**Input data**
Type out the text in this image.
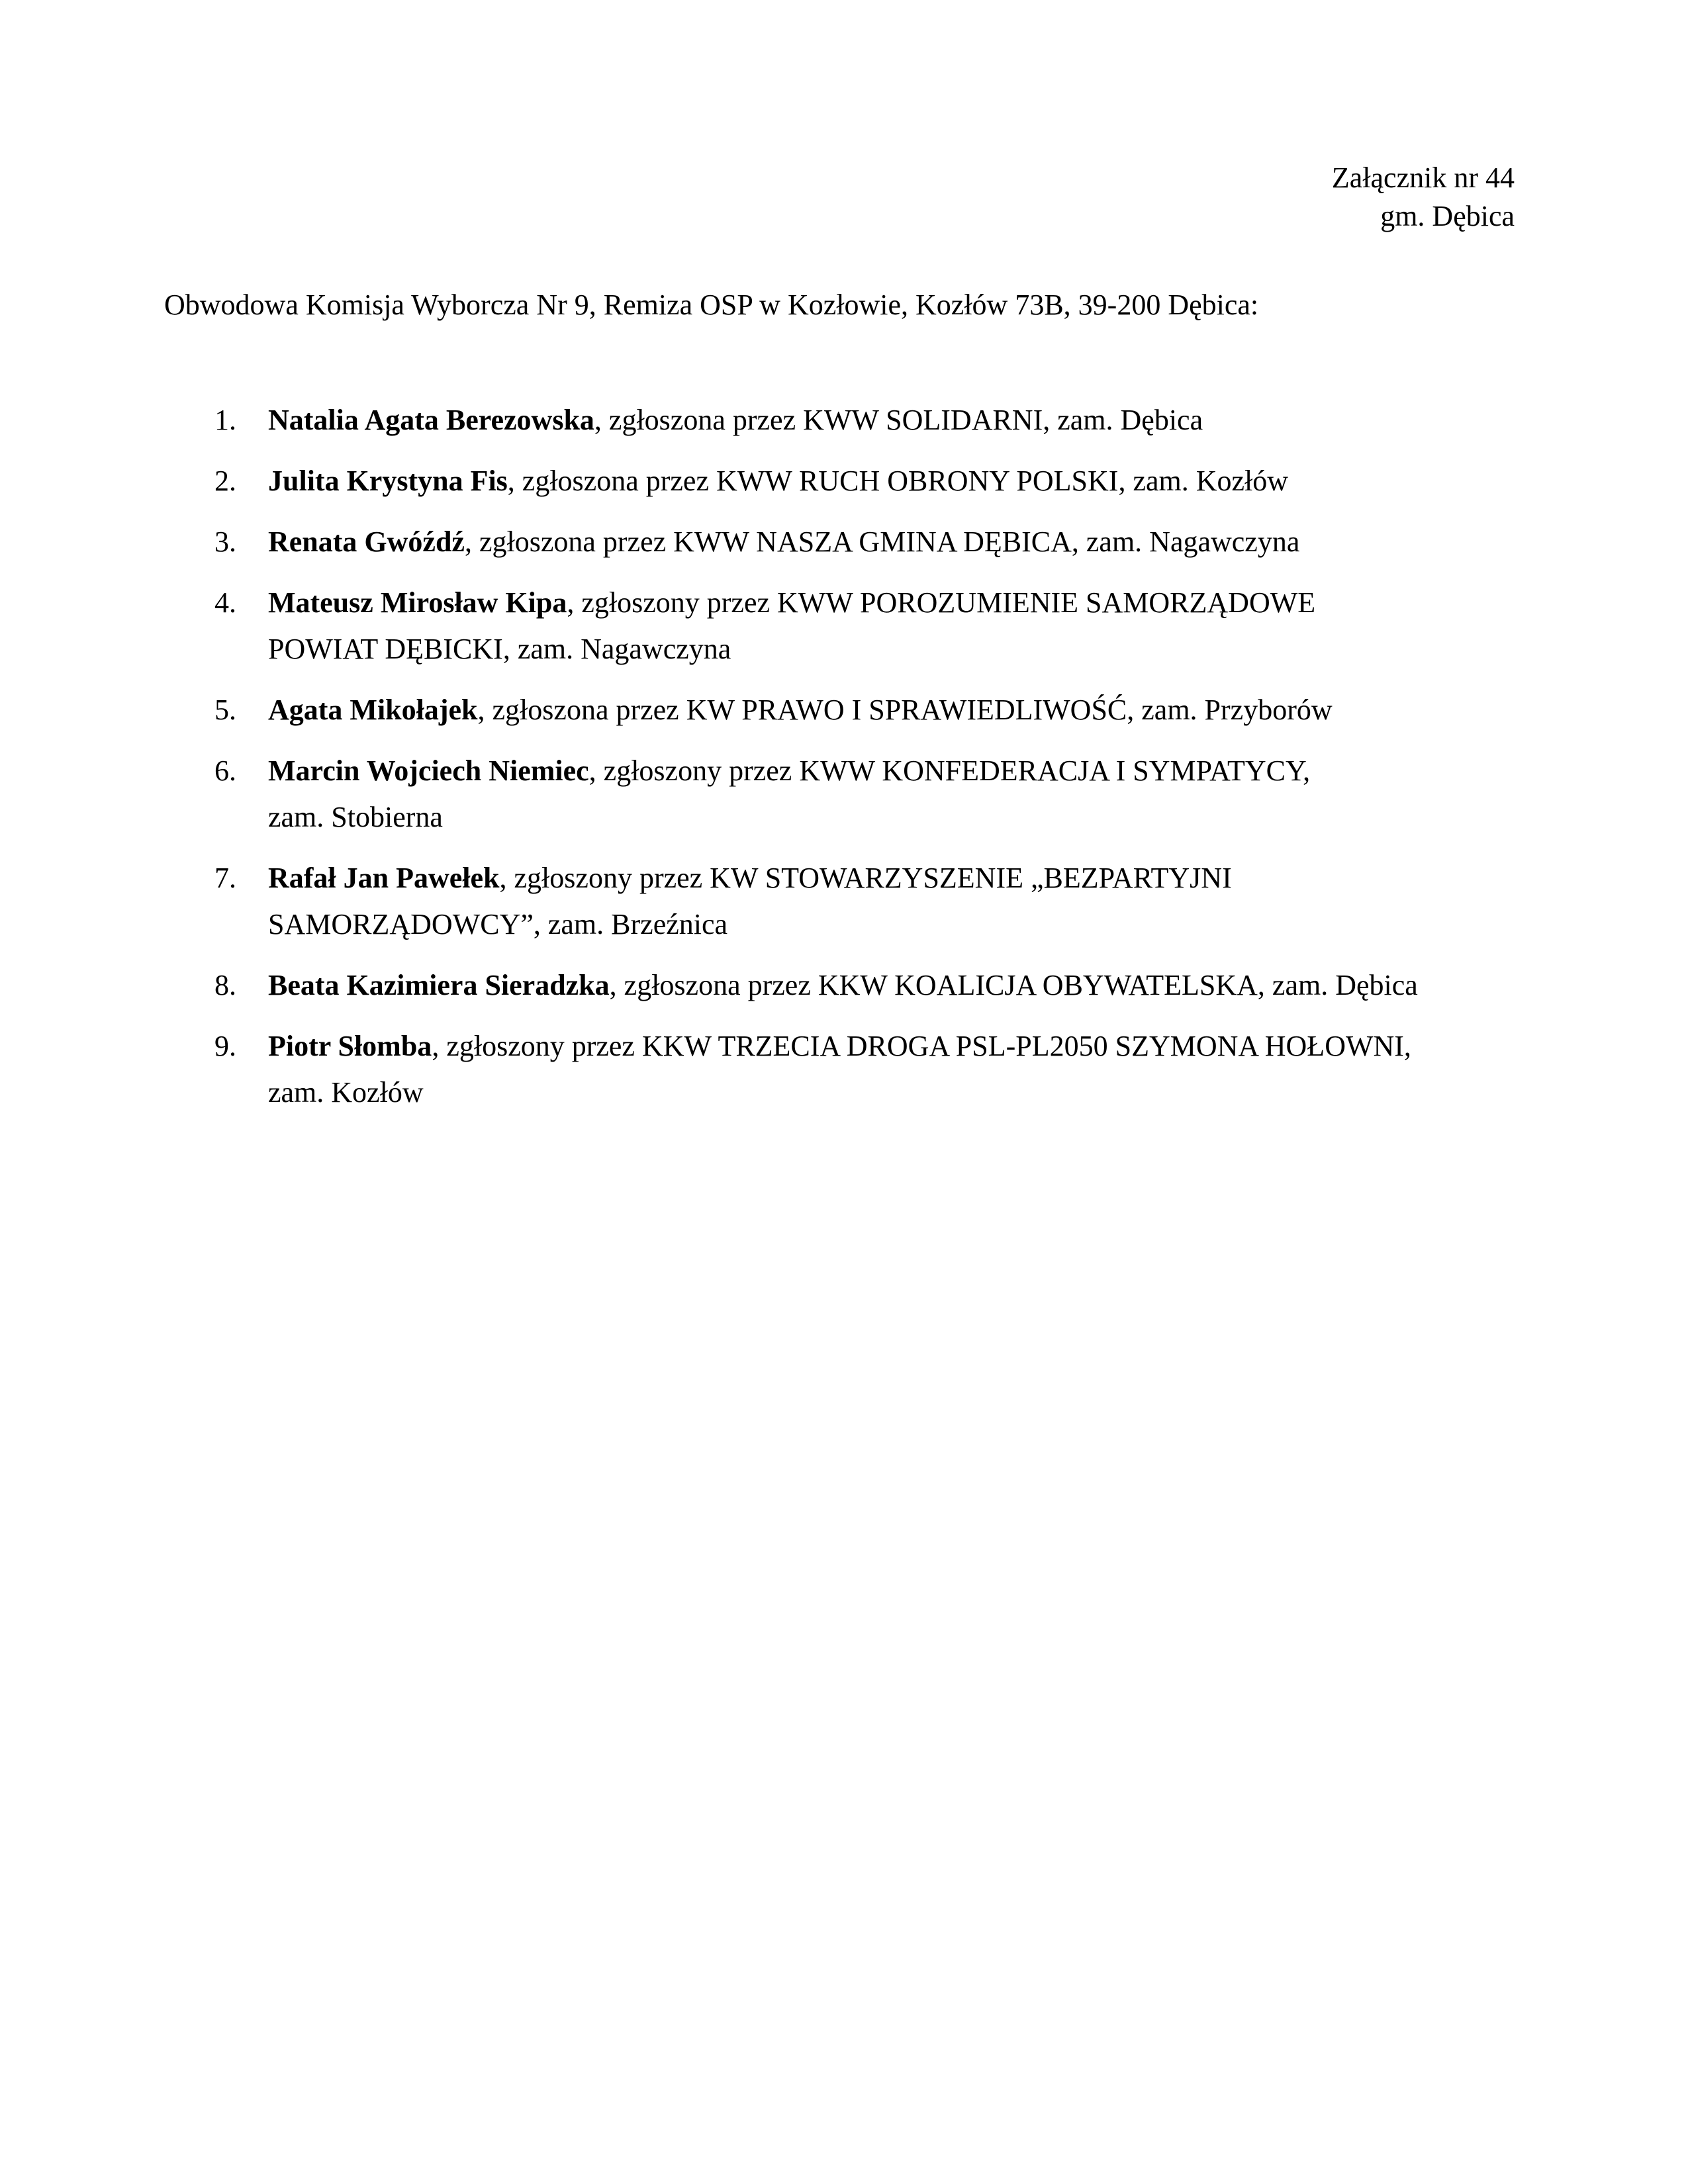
Załącznik nr 44
gm. Dębica
Obwodowa Komisja Wyborcza Nr 9, Remiza OSP w Kozłowie, Kozłów 73B, 39-200 Dębica:
1. Natalia Agata Berezowska, zgłoszona przez KWW SOLIDARNI, zam. Dębica
2. Julita Krystyna Fis, zgłoszona przez KWW RUCH OBRONY POLSKI, zam. Kozłów
3. Renata Gwóźdź, zgłoszona przez KWW NASZA GMINA DĘBICA, zam. Nagawczyna
4. Mateusz Mirosław Kipa, zgłoszony przez KWW POROZUMIENIE SAMORZĄDOWE
POWIAT DĘBICKI, zam. Nagawczyna
5. Agata Mikołajek, zgłoszona przez KW PRAWO I SPRAWIEDLIWOŚĆ, zam. Przyborów
6. Marcin Wojciech Niemiec, zgłoszony przez KWW KONFEDERACJA I SYMPATYCY,
zam. Stobierna
7. Rafał Jan Pawełek, zgłoszony przez KW STOWARZYSZENIE „BEZPARTYJNI
SAMORZĄDOWCY”, zam. Brzeźnica
8. Beata Kazimiera Sieradzka, zgłoszona przez KKW KOALICJA OBYWATELSKA, zam. Dębica
9. Piotr Słomba, zgłoszony przez KKW TRZECIA DROGA PSL-PL2050 SZYMONA HOŁOWNI,
zam. Kozłów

**Given exercise**
Check each line of the entries for the string "Agata". Copy the lines that have it.

**Output below**
1. Natalia Agata Berezowska, zgłoszona przez KWW SOLIDARNI, zam. Dębica
5. Agata Mikołajek, zgłoszona przez KW PRAWO I SPRAWIEDLIWOŚĆ, zam. Przyborów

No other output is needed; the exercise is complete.